_Task to complete_:
Reproduce the data exactly and drop any pictures it holds.
>>>
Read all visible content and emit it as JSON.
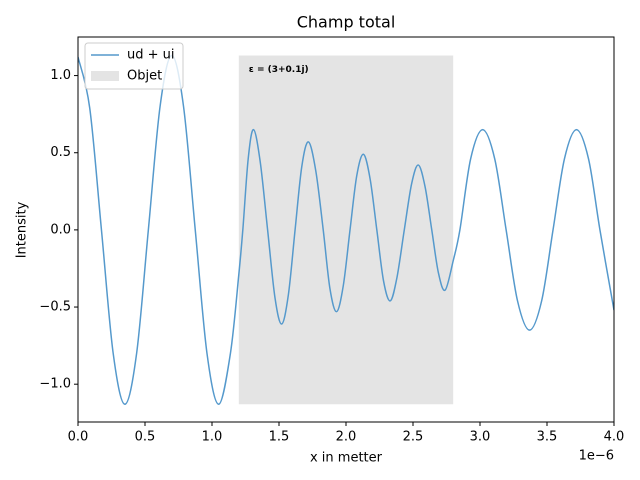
{
  "chart_data": {
    "type": "line",
    "title": "Champ total",
    "xlabel": "x in metter",
    "ylabel": "Intensity",
    "x_offset_label": "1e−6",
    "annotation": "ε = (3+0.1j)",
    "legend": "upper left",
    "xlim": [
      0,
      4
    ],
    "ylim": [
      -1.245,
      1.25
    ],
    "xticks": [
      {
        "value": 0,
        "label": "0.0"
      },
      0.5,
      {
        "value": 1,
        "label": "1.0"
      },
      1.5,
      {
        "value": 2,
        "label": "2.0"
      },
      2.5,
      {
        "value": 3,
        "label": "3.0"
      },
      3.5,
      {
        "value": 4,
        "label": "4.0"
      }
    ],
    "yticks": [
      {
        "value": -1,
        "label": "−1.0"
      },
      {
        "value": -0.5,
        "label": "−0.5"
      },
      {
        "value": 0,
        "label": "0.0"
      },
      0.5,
      {
        "value": 1,
        "label": "1.0"
      }
    ],
    "x": [
      0,
      0.0875,
      0.175,
      0.2625,
      0.35,
      0.4375,
      0.525,
      0.6125,
      0.7,
      0.7875,
      0.875,
      0.9625,
      1.05,
      1.1375,
      1.2,
      1.23,
      1.27,
      1.31,
      1.36,
      1.415,
      1.47,
      1.52,
      1.57,
      1.62,
      1.67,
      1.72,
      1.775,
      1.83,
      1.88,
      1.93,
      1.98,
      2.03,
      2.08,
      2.13,
      2.18,
      2.23,
      2.28,
      2.33,
      2.38,
      2.435,
      2.49,
      2.54,
      2.59,
      2.64,
      2.69,
      2.74,
      2.8,
      2.85,
      2.93,
      3.02,
      3.11,
      3.195,
      3.28,
      3.37,
      3.46,
      3.545,
      3.63,
      3.72,
      3.81,
      3.895,
      4.0
    ],
    "series": [
      {
        "name": "ud + ui",
        "color": "#5599cc",
        "values": [
          1.12,
          0.79,
          0,
          -0.8,
          -1.13,
          -0.8,
          0,
          0.8,
          1.13,
          0.8,
          0,
          -0.8,
          -1.13,
          -0.8,
          -0.29,
          0,
          0.46,
          0.65,
          0.44,
          0,
          -0.44,
          -0.61,
          -0.42,
          0,
          0.41,
          0.57,
          0.38,
          0,
          -0.38,
          -0.53,
          -0.36,
          0,
          0.35,
          0.49,
          0.33,
          0,
          -0.33,
          -0.46,
          -0.31,
          0,
          0.3,
          0.42,
          0.28,
          0,
          -0.28,
          -0.39,
          -0.2,
          0,
          0.46,
          0.65,
          0.46,
          0,
          -0.46,
          -0.65,
          -0.46,
          0,
          0.46,
          0.65,
          0.46,
          0,
          -0.52
        ]
      }
    ],
    "spans": [
      {
        "name": "Objet",
        "color": "#e4e4e4",
        "x": [
          1.2,
          2.8
        ],
        "y": [
          -1.13,
          1.13
        ]
      }
    ]
  }
}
<<<
_Result below_:
Read all visible content and emit it as JSON.
{
  "chart_data": {
    "type": "line",
    "title": "Champ total",
    "xlabel": "x in metter",
    "ylabel": "Intensity",
    "x_offset_label": "1e−6",
    "annotation": "ε = (3+0.1j)",
    "legend": "upper left",
    "xlim": [
      0,
      4
    ],
    "ylim": [
      -1.245,
      1.25
    ],
    "xticks": [
      {
        "value": 0,
        "label": "0.0"
      },
      0.5,
      {
        "value": 1,
        "label": "1.0"
      },
      1.5,
      {
        "value": 2,
        "label": "2.0"
      },
      2.5,
      {
        "value": 3,
        "label": "3.0"
      },
      3.5,
      {
        "value": 4,
        "label": "4.0"
      }
    ],
    "yticks": [
      {
        "value": -1,
        "label": "−1.0"
      },
      {
        "value": -0.5,
        "label": "−0.5"
      },
      {
        "value": 0,
        "label": "0.0"
      },
      0.5,
      {
        "value": 1,
        "label": "1.0"
      }
    ],
    "x": [
      0,
      0.0875,
      0.175,
      0.2625,
      0.35,
      0.4375,
      0.525,
      0.6125,
      0.7,
      0.7875,
      0.875,
      0.9625,
      1.05,
      1.1375,
      1.2,
      1.23,
      1.27,
      1.31,
      1.36,
      1.415,
      1.47,
      1.52,
      1.57,
      1.62,
      1.67,
      1.72,
      1.775,
      1.83,
      1.88,
      1.93,
      1.98,
      2.03,
      2.08,
      2.13,
      2.18,
      2.23,
      2.28,
      2.33,
      2.38,
      2.435,
      2.49,
      2.54,
      2.59,
      2.64,
      2.69,
      2.74,
      2.8,
      2.85,
      2.93,
      3.02,
      3.11,
      3.195,
      3.28,
      3.37,
      3.46,
      3.545,
      3.63,
      3.72,
      3.81,
      3.895,
      4.0
    ],
    "series": [
      {
        "name": "ud + ui",
        "color": "#5599cc",
        "values": [
          1.12,
          0.79,
          0,
          -0.8,
          -1.13,
          -0.8,
          0,
          0.8,
          1.13,
          0.8,
          0,
          -0.8,
          -1.13,
          -0.8,
          -0.29,
          0,
          0.46,
          0.65,
          0.44,
          0,
          -0.44,
          -0.61,
          -0.42,
          0,
          0.41,
          0.57,
          0.38,
          0,
          -0.38,
          -0.53,
          -0.36,
          0,
          0.35,
          0.49,
          0.33,
          0,
          -0.33,
          -0.46,
          -0.31,
          0,
          0.3,
          0.42,
          0.28,
          0,
          -0.28,
          -0.39,
          -0.2,
          0,
          0.46,
          0.65,
          0.46,
          0,
          -0.46,
          -0.65,
          -0.46,
          0,
          0.46,
          0.65,
          0.46,
          0,
          -0.52
        ]
      }
    ],
    "spans": [
      {
        "name": "Objet",
        "color": "#e4e4e4",
        "x": [
          1.2,
          2.8
        ],
        "y": [
          -1.13,
          1.13
        ]
      }
    ]
  }
}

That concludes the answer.